━━━━━ Input

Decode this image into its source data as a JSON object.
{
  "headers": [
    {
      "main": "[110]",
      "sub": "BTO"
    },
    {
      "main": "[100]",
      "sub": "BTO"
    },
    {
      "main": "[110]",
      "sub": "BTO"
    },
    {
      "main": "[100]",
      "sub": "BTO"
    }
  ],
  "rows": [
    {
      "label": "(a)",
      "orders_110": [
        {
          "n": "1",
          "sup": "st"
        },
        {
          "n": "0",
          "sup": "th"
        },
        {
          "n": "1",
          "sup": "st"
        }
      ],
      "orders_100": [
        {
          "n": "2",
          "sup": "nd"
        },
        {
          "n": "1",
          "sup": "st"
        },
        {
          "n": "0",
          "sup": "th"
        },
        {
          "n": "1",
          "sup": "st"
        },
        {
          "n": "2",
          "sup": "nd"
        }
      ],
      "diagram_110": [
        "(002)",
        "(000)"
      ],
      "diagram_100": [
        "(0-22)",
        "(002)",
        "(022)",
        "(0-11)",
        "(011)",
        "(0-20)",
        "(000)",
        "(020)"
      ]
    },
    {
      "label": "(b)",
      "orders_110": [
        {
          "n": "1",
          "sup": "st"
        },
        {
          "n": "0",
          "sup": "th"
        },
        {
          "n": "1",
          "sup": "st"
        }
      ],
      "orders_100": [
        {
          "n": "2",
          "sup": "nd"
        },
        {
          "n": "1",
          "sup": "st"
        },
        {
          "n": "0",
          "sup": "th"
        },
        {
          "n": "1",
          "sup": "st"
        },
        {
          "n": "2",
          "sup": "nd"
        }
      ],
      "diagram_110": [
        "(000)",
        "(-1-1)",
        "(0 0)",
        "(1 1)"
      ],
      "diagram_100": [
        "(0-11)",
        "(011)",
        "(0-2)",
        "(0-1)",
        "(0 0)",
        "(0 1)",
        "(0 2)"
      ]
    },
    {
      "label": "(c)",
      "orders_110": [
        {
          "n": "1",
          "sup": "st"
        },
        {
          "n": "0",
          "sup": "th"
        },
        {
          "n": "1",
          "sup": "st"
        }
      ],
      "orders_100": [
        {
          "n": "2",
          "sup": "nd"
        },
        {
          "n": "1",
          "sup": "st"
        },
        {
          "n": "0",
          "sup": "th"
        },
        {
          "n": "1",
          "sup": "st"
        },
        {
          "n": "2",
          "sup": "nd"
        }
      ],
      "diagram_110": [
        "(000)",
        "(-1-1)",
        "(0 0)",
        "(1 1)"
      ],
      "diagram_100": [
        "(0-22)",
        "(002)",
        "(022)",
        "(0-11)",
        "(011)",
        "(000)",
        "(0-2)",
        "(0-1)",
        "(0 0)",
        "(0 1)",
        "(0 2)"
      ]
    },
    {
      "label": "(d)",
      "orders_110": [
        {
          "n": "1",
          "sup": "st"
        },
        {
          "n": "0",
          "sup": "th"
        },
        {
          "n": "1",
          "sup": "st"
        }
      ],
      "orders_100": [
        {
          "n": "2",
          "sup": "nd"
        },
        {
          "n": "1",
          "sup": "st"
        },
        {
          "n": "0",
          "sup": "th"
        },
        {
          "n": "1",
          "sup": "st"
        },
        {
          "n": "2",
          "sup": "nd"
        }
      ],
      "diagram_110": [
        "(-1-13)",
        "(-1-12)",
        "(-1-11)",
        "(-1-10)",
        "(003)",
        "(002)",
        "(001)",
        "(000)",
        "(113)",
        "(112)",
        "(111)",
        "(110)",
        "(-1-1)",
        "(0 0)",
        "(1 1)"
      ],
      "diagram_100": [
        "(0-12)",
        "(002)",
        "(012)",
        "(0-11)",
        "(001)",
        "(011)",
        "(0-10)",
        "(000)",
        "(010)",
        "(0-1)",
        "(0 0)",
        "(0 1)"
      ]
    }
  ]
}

━━━━━━━━━━

**Stated exercise**
Please repeat all the records above exactly as they appear.

**Response below**
Decode this image into its source data as a JSON object.
{
  "headers": [
    {
      "main": "[110]",
      "sub": "BTO"
    },
    {
      "main": "[100]",
      "sub": "BTO"
    },
    {
      "main": "[110]",
      "sub": "BTO"
    },
    {
      "main": "[100]",
      "sub": "BTO"
    }
  ],
  "rows": [
    {
      "label": "(a)",
      "orders_110": [
        {
          "n": "1",
          "sup": "st"
        },
        {
          "n": "0",
          "sup": "th"
        },
        {
          "n": "1",
          "sup": "st"
        }
      ],
      "orders_100": [
        {
          "n": "2",
          "sup": "nd"
        },
        {
          "n": "1",
          "sup": "st"
        },
        {
          "n": "0",
          "sup": "th"
        },
        {
          "n": "1",
          "sup": "st"
        },
        {
          "n": "2",
          "sup": "nd"
        }
      ],
      "diagram_110": [
        "(002)",
        "(000)"
      ],
      "diagram_100": [
        "(0-22)",
        "(002)",
        "(022)",
        "(0-11)",
        "(011)",
        "(0-20)",
        "(000)",
        "(020)"
      ]
    },
    {
      "label": "(b)",
      "orders_110": [
        {
          "n": "1",
          "sup": "st"
        },
        {
          "n": "0",
          "sup": "th"
        },
        {
          "n": "1",
          "sup": "st"
        }
      ],
      "orders_100": [
        {
          "n": "2",
          "sup": "nd"
        },
        {
          "n": "1",
          "sup": "st"
        },
        {
          "n": "0",
          "sup": "th"
        },
        {
          "n": "1",
          "sup": "st"
        },
        {
          "n": "2",
          "sup": "nd"
        }
      ],
      "diagram_110": [
        "(000)",
        "(-1-1)",
        "(0 0)",
        "(1 1)"
      ],
      "diagram_100": [
        "(0-11)",
        "(011)",
        "(0-2)",
        "(0-1)",
        "(0 0)",
        "(0 1)",
        "(0 2)"
      ]
    },
    {
      "label": "(c)",
      "orders_110": [
        {
          "n": "1",
          "sup": "st"
        },
        {
          "n": "0",
          "sup": "th"
        },
        {
          "n": "1",
          "sup": "st"
        }
      ],
      "orders_100": [
        {
          "n": "2",
          "sup": "nd"
        },
        {
          "n": "1",
          "sup": "st"
        },
        {
          "n": "0",
          "sup": "th"
        },
        {
          "n": "1",
          "sup": "st"
        },
        {
          "n": "2",
          "sup": "nd"
        }
      ],
      "diagram_110": [
        "(000)",
        "(-1-1)",
        "(0 0)",
        "(1 1)"
      ],
      "diagram_100": [
        "(0-22)",
        "(002)",
        "(022)",
        "(0-11)",
        "(011)",
        "(000)",
        "(0-2)",
        "(0-1)",
        "(0 0)",
        "(0 1)",
        "(0 2)"
      ]
    },
    {
      "label": "(d)",
      "orders_110": [
        {
          "n": "1",
          "sup": "st"
        },
        {
          "n": "0",
          "sup": "th"
        },
        {
          "n": "1",
          "sup": "st"
        }
      ],
      "orders_100": [
        {
          "n": "2",
          "sup": "nd"
        },
        {
          "n": "1",
          "sup": "st"
        },
        {
          "n": "0",
          "sup": "th"
        },
        {
          "n": "1",
          "sup": "st"
        },
        {
          "n": "2",
          "sup": "nd"
        }
      ],
      "diagram_110": [
        "(-1-13)",
        "(-1-12)",
        "(-1-11)",
        "(-1-10)",
        "(003)",
        "(002)",
        "(001)",
        "(000)",
        "(113)",
        "(112)",
        "(111)",
        "(110)",
        "(-1-1)",
        "(0 0)",
        "(1 1)"
      ],
      "diagram_100": [
        "(0-12)",
        "(002)",
        "(012)",
        "(0-11)",
        "(001)",
        "(011)",
        "(0-10)",
        "(000)",
        "(010)",
        "(0-1)",
        "(0 0)",
        "(0 1)"
      ]
    }
  ]
}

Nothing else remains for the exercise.